▶ [PROBLEM DETAILS]: Scan the records for the word "text". Copy each line that includes it.

• • • •

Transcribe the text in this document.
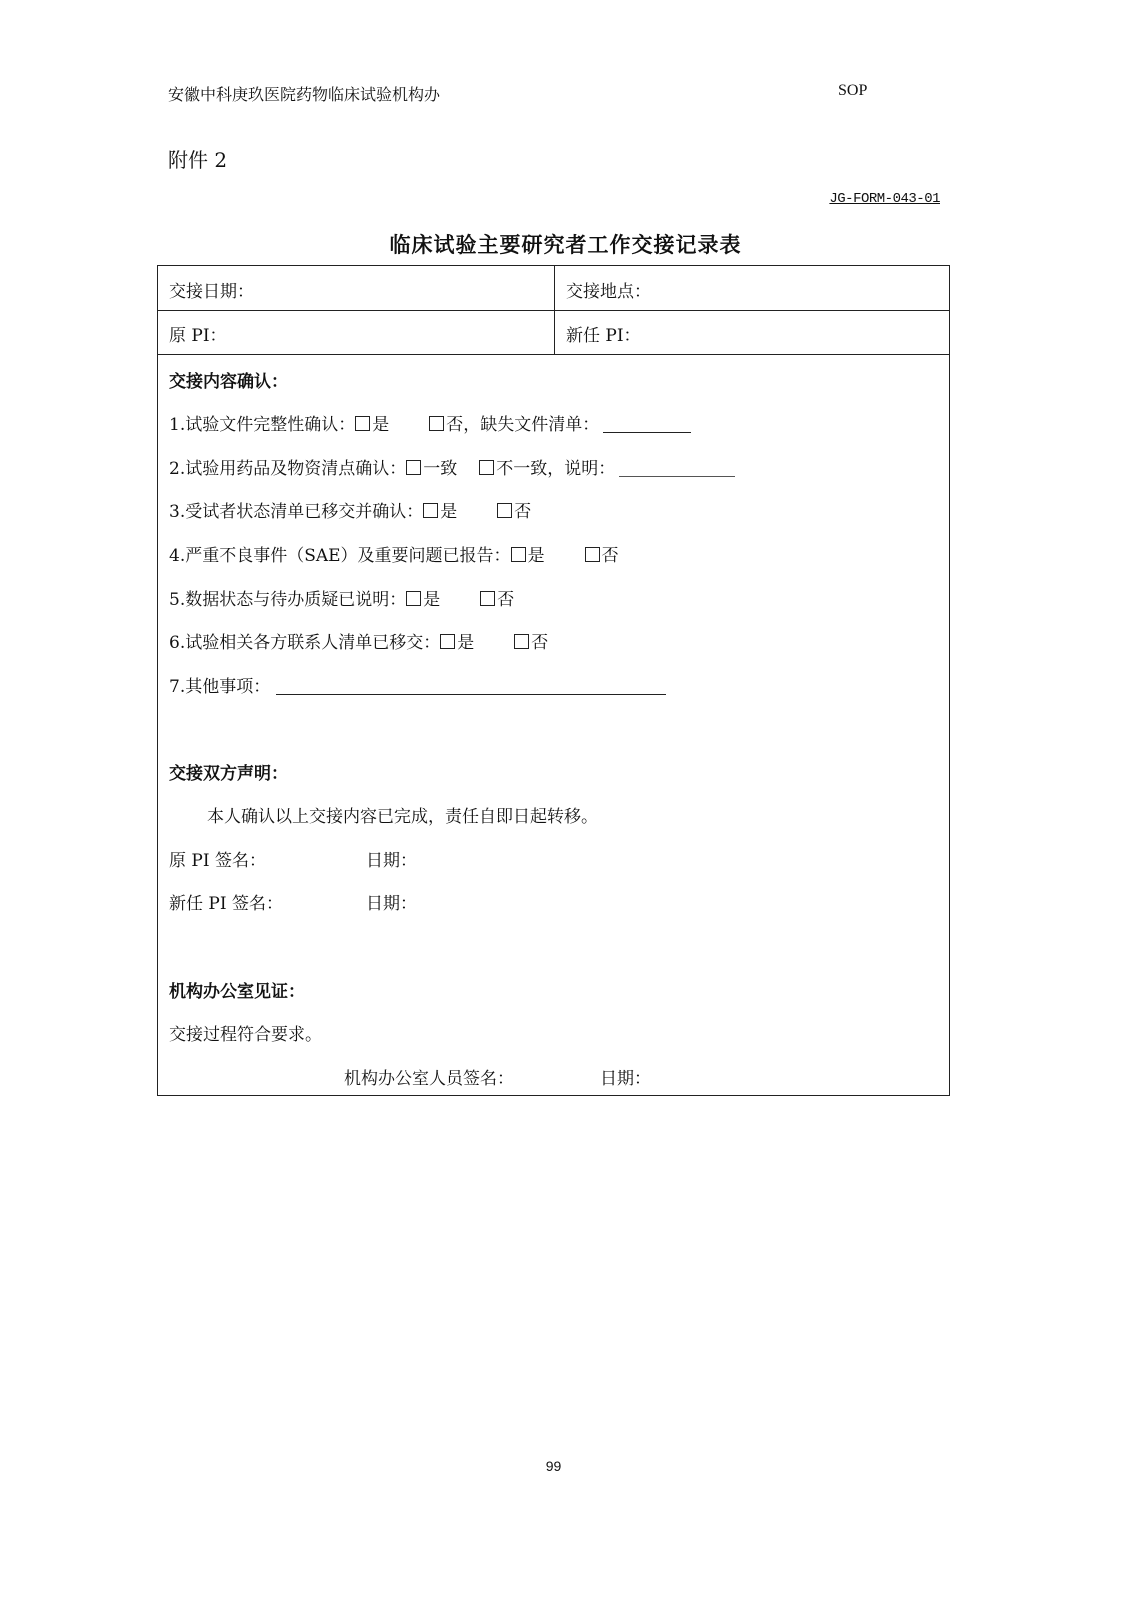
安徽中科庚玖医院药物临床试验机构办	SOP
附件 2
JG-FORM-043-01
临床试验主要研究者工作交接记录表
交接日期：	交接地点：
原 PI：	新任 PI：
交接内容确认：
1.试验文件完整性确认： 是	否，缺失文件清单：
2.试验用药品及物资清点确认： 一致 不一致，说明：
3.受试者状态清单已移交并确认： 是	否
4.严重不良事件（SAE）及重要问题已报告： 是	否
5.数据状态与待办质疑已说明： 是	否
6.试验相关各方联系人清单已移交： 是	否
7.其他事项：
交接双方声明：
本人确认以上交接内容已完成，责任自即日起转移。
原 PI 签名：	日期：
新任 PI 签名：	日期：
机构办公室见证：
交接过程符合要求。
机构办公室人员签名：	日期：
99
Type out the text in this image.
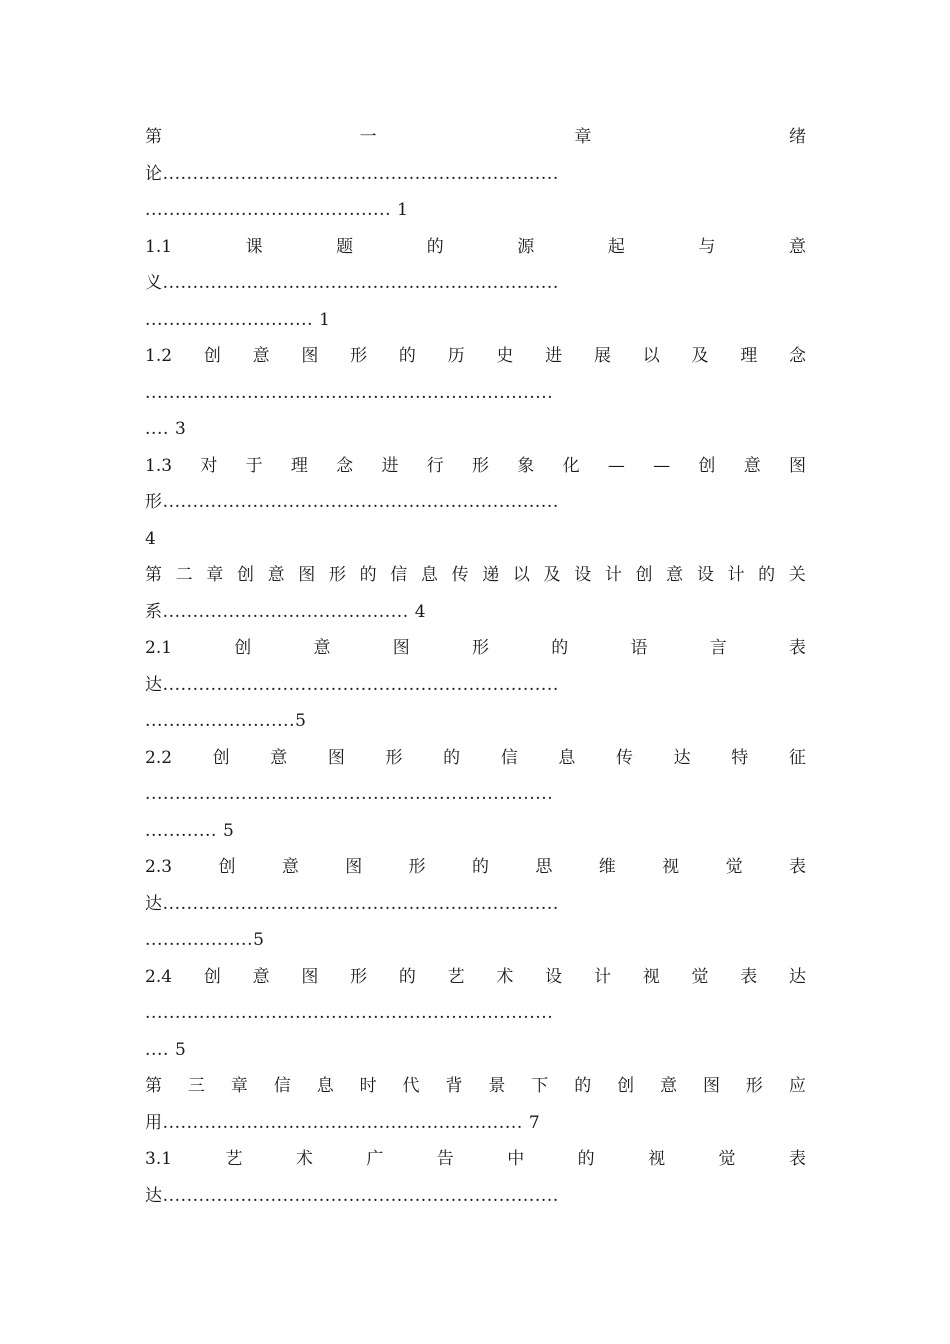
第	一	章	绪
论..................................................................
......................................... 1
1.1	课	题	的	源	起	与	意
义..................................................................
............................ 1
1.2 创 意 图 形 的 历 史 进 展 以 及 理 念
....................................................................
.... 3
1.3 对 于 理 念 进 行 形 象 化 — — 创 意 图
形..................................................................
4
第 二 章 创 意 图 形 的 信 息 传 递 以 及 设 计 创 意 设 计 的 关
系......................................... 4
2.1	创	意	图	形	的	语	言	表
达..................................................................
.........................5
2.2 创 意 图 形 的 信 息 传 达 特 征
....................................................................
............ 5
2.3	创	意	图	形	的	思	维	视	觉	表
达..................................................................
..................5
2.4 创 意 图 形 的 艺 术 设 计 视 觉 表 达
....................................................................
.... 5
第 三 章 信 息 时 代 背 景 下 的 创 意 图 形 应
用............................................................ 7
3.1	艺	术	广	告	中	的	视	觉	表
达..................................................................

• • • •

▶ [SOLUTION]:
Transcribe the text in this document.
Type out the text in this image.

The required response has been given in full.